Data tied to figure images:
↓
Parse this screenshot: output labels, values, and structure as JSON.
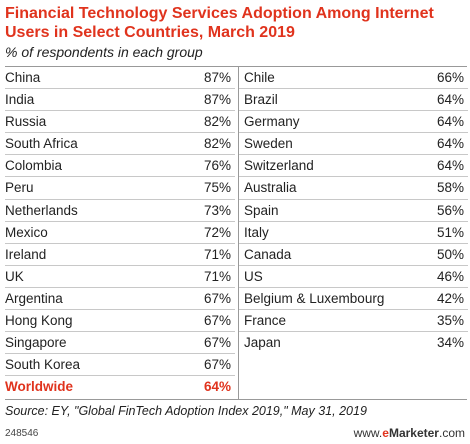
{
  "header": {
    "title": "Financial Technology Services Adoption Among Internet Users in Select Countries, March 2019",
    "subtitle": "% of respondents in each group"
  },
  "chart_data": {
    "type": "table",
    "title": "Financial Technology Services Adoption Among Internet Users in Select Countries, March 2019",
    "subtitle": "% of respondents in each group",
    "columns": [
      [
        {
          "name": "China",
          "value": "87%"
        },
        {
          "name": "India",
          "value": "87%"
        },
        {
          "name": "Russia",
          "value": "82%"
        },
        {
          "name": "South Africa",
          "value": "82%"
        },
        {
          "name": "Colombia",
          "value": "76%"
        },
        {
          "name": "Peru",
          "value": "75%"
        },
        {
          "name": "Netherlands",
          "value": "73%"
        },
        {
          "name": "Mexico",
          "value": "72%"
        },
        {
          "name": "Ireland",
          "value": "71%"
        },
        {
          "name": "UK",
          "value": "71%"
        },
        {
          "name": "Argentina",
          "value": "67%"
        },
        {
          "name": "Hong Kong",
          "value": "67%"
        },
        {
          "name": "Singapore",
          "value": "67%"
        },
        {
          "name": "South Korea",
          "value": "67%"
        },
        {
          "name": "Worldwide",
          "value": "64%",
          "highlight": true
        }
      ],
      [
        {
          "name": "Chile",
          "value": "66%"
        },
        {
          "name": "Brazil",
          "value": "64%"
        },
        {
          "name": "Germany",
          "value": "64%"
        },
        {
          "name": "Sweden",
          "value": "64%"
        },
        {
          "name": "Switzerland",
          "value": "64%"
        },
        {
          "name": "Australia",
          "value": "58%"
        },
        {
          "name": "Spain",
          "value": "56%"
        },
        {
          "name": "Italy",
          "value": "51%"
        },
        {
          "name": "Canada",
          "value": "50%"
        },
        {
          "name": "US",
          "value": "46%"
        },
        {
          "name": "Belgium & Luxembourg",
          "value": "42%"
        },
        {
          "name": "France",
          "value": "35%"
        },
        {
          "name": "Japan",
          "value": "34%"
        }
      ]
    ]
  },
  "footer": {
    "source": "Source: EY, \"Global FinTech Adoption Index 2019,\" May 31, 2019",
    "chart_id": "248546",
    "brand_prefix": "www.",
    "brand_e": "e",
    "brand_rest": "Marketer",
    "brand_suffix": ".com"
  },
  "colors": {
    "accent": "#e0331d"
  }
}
↑
Can you repeat every record above exactly, apart from the pictures?

§ **RESPONSE TO THIS EXERCISE**
Parse this screenshot: output labels, values, and structure as JSON.
{
  "header": {
    "title": "Financial Technology Services Adoption Among Internet Users in Select Countries, March 2019",
    "subtitle": "% of respondents in each group"
  },
  "chart_data": {
    "type": "table",
    "title": "Financial Technology Services Adoption Among Internet Users in Select Countries, March 2019",
    "subtitle": "% of respondents in each group",
    "columns": [
      [
        {
          "name": "China",
          "value": "87%"
        },
        {
          "name": "India",
          "value": "87%"
        },
        {
          "name": "Russia",
          "value": "82%"
        },
        {
          "name": "South Africa",
          "value": "82%"
        },
        {
          "name": "Colombia",
          "value": "76%"
        },
        {
          "name": "Peru",
          "value": "75%"
        },
        {
          "name": "Netherlands",
          "value": "73%"
        },
        {
          "name": "Mexico",
          "value": "72%"
        },
        {
          "name": "Ireland",
          "value": "71%"
        },
        {
          "name": "UK",
          "value": "71%"
        },
        {
          "name": "Argentina",
          "value": "67%"
        },
        {
          "name": "Hong Kong",
          "value": "67%"
        },
        {
          "name": "Singapore",
          "value": "67%"
        },
        {
          "name": "South Korea",
          "value": "67%"
        },
        {
          "name": "Worldwide",
          "value": "64%",
          "highlight": true
        }
      ],
      [
        {
          "name": "Chile",
          "value": "66%"
        },
        {
          "name": "Brazil",
          "value": "64%"
        },
        {
          "name": "Germany",
          "value": "64%"
        },
        {
          "name": "Sweden",
          "value": "64%"
        },
        {
          "name": "Switzerland",
          "value": "64%"
        },
        {
          "name": "Australia",
          "value": "58%"
        },
        {
          "name": "Spain",
          "value": "56%"
        },
        {
          "name": "Italy",
          "value": "51%"
        },
        {
          "name": "Canada",
          "value": "50%"
        },
        {
          "name": "US",
          "value": "46%"
        },
        {
          "name": "Belgium & Luxembourg",
          "value": "42%"
        },
        {
          "name": "France",
          "value": "35%"
        },
        {
          "name": "Japan",
          "value": "34%"
        }
      ]
    ]
  },
  "footer": {
    "source": "Source: EY, \"Global FinTech Adoption Index 2019,\" May 31, 2019",
    "chart_id": "248546",
    "brand_prefix": "www.",
    "brand_e": "e",
    "brand_rest": "Marketer",
    "brand_suffix": ".com"
  },
  "colors": {
    "accent": "#e0331d"
  }
}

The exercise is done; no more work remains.